§ Request: Lay out the rows below as a numbered list, starting at the row that contains "similar-products-button[interactable]: 비슷한 상품" and ending at the row that contains "sale-price: 144,500원 <box>84", with both of those included. Leave out any blank lines.

§ Data rows:
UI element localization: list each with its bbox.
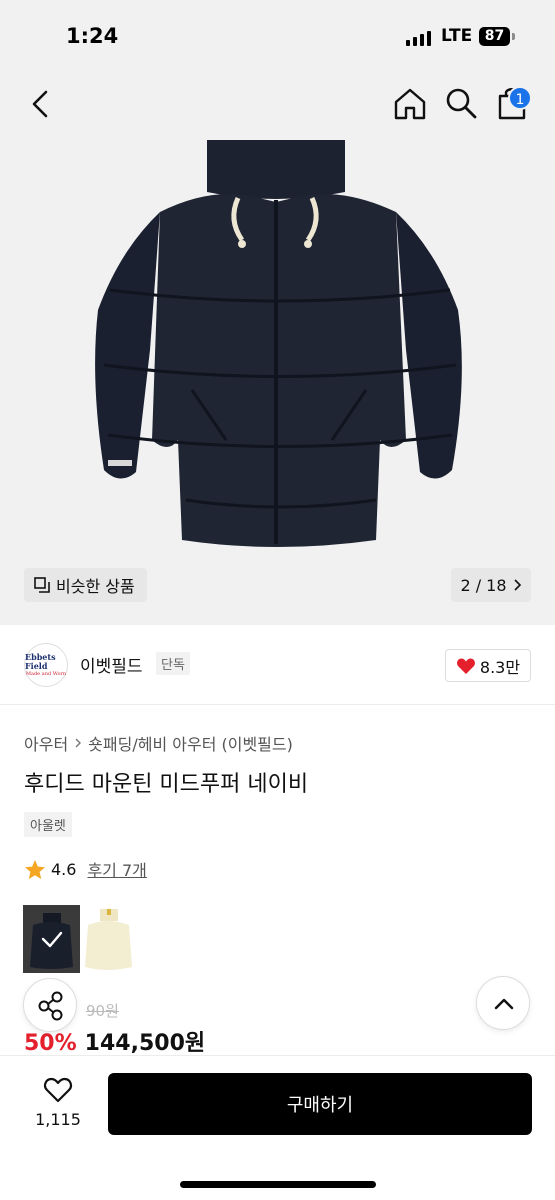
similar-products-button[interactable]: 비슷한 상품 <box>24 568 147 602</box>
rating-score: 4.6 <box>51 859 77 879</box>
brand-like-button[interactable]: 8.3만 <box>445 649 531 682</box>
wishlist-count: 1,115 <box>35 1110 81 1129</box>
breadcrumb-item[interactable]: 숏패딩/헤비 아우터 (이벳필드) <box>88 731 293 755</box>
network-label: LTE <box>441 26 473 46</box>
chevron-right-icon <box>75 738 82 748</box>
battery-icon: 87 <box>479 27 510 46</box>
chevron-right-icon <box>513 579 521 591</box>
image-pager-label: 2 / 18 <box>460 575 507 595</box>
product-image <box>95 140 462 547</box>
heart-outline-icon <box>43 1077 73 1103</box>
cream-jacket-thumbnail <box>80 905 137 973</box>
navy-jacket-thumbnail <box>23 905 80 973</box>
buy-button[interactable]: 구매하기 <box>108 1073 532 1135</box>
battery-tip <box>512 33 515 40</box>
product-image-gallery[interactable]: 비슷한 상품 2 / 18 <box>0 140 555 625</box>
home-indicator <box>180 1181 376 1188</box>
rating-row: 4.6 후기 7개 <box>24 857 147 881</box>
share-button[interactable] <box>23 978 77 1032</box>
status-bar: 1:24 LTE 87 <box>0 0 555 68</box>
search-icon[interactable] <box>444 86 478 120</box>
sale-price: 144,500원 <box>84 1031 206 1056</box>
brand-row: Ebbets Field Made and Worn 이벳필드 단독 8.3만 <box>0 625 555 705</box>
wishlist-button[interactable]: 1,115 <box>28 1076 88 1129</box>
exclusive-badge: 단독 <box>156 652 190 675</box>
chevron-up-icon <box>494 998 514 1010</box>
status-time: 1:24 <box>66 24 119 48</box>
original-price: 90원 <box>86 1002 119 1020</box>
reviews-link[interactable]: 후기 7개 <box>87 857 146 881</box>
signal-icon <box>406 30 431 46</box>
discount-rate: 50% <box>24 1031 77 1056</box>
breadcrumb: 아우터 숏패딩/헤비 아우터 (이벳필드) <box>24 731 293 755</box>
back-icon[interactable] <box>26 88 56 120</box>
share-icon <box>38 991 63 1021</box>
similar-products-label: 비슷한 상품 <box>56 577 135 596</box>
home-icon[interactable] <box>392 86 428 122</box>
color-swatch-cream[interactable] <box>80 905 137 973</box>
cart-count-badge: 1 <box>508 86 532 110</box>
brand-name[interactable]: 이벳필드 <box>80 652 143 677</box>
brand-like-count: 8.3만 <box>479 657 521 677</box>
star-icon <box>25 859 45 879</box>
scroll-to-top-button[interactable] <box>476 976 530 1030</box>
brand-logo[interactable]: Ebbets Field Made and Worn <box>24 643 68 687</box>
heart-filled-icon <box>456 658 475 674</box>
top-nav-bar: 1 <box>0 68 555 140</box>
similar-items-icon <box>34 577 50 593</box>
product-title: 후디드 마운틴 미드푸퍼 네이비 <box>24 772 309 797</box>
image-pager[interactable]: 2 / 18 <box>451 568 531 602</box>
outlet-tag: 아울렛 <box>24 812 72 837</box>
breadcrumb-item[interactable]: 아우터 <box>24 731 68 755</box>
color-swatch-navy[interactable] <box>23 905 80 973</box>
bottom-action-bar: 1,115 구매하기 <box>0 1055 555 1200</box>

§ The response:
1. similar-products-button[interactable]: 비슷한 상품 <box>24 568 147 602</box>
2. rating-score: 4.6 <box>51 859 77 879</box>
3. brand-like-button[interactable]: 8.3만 <box>445 649 531 682</box>
4. wishlist-count: 1,115 <box>35 1110 81 1129</box>
5. breadcrumb-item[interactable]: 숏패딩/헤비 아우터 (이벳필드) <box>88 731 293 755</box>
6. network-label: LTE <box>441 26 473 46</box>
7. chevron-right-icon <box>75 738 82 748</box>
8. battery-icon: 87 <box>479 27 510 46</box>
9. chevron-right-icon <box>513 579 521 591</box>
10. image-pager-label: 2 / 18 <box>460 575 507 595</box>
11. product-image <box>95 140 462 547</box>
12. heart-outline-icon <box>43 1077 73 1103</box>
13. cream-jacket-thumbnail <box>80 905 137 973</box>
14. navy-jacket-thumbnail <box>23 905 80 973</box>
15. buy-button[interactable]: 구매하기 <box>108 1073 532 1135</box>
16. battery-tip <box>512 33 515 40</box>
17. product-image-gallery[interactable]: 비슷한 상품 2 / 18 <box>0 140 555 625</box>
18. home-indicator <box>180 1181 376 1188</box>
19. rating-row: 4.6 후기 7개 <box>24 857 147 881</box>
20. share-button[interactable] <box>23 978 77 1032</box>
21. status-bar: 1:24 LTE 87 <box>0 0 555 68</box>
22. search-icon[interactable] <box>444 86 478 120</box>
23. sale-price: 144,500원 <box>84 1031 206 1056</box>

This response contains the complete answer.